- Article
* begin *
At the heart of deep learning algorithms are numerical computations, primarily involving arrays (or tensors) and operations from linear algebra. Julia excels in this domain, offering a syntax that is both high-level and expressive, while delivering performance comparable to low-level languages. This section will reinforce your understanding of Julia's capabilities for array manipulation and linear algebra, which are essential for building and training neural networks.
In Julia, arrays are multi-dimensional containers that can hold a collection of items of the same type. For deep learning, these arrays will typically store numbers, such as input features, model weights, or gradients.
Julia provides several ways to create arrays. You're likely familiar with basic array literals:
# A Vector (1D array) of Float64
vector_a = [1.0, 2.5, 3.0]
# A Matrix (2D array) of Int64
matrix_b = [1 2 3; 4 5 6]
# A 3D array
tensor_c = rand(2, 3, 4) # Creates a 2x3x4 array with random Float64 values between 0 and 1
Commonly used functions for array initialization include:
zeros(T, dims...)
or zeros(dims...)
: Creates an array filled with zeros. T
specifies the element type (defaults to Float64
).
zeros_matrix = zeros(Int8, 2, 3) # A 2x3 matrix of 8-bit integers, all zero
# Output:
# 2×3 Matrix{Int8}:
# 0 0 0
# 0 0 0
ones(T, dims...)
or ones(dims...)
: Creates an array filled with ones.
ones_vector = ones(3) # A 3-element vector of Float64, all one
# Output:
# 3-element Vector{Float64}:
# 1.0
# 1.0
# 1.0
fill(value, dims...)
: Creates an array filled with a specific value
.
filled_array = fill(7.7, (2, 2)) # A 2x2 matrix, all elements are 7.7
# Output:
# 2×2 Matrix{Float64}:
# 7.7 7.7
# 7.7 7.7
rand(T, dims...)
or rand(dims...)
: Creates an array with random numbers (uniformly distributed between 0 and 1 by default).randn(T, dims...)
or randn(dims...)
: Creates an array with random numbers from a standard normal distribution.You can inspect array characteristics using functions like:
size(A)
: Returns a tuple containing the dimensions of array A
.length(A)
* end *
- Rows
* begin *
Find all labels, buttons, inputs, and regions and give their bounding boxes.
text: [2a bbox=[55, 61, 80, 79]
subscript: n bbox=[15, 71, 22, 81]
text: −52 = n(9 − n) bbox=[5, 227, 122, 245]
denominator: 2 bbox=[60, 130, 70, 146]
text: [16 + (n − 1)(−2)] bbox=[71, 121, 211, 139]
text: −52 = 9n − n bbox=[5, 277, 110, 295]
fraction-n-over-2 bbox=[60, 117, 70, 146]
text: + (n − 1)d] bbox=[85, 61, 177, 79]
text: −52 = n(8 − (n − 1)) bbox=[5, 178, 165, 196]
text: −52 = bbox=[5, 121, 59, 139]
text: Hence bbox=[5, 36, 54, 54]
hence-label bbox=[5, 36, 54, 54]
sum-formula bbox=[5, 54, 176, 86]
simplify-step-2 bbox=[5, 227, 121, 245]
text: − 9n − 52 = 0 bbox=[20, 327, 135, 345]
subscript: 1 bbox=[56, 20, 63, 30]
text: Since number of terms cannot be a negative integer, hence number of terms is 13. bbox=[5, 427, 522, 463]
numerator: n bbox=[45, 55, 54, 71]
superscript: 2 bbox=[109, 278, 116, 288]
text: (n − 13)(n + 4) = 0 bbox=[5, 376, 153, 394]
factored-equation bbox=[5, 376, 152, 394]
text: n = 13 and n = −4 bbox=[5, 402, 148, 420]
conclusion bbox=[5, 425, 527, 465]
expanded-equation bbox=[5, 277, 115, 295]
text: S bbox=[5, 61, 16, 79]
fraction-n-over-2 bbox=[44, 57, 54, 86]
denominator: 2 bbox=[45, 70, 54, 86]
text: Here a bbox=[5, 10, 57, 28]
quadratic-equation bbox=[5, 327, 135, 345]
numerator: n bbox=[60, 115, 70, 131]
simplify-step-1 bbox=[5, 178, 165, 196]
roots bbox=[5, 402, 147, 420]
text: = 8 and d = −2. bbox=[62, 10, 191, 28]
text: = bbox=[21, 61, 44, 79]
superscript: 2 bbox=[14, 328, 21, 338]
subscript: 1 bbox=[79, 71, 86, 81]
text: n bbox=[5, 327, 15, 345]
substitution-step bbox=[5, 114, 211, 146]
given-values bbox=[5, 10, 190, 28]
* end *
- Your objective
Which functions does the text on Julia arrays list for initializing arrays? Give every one.

- Finished answer
zeros, ones, fill, rand, randn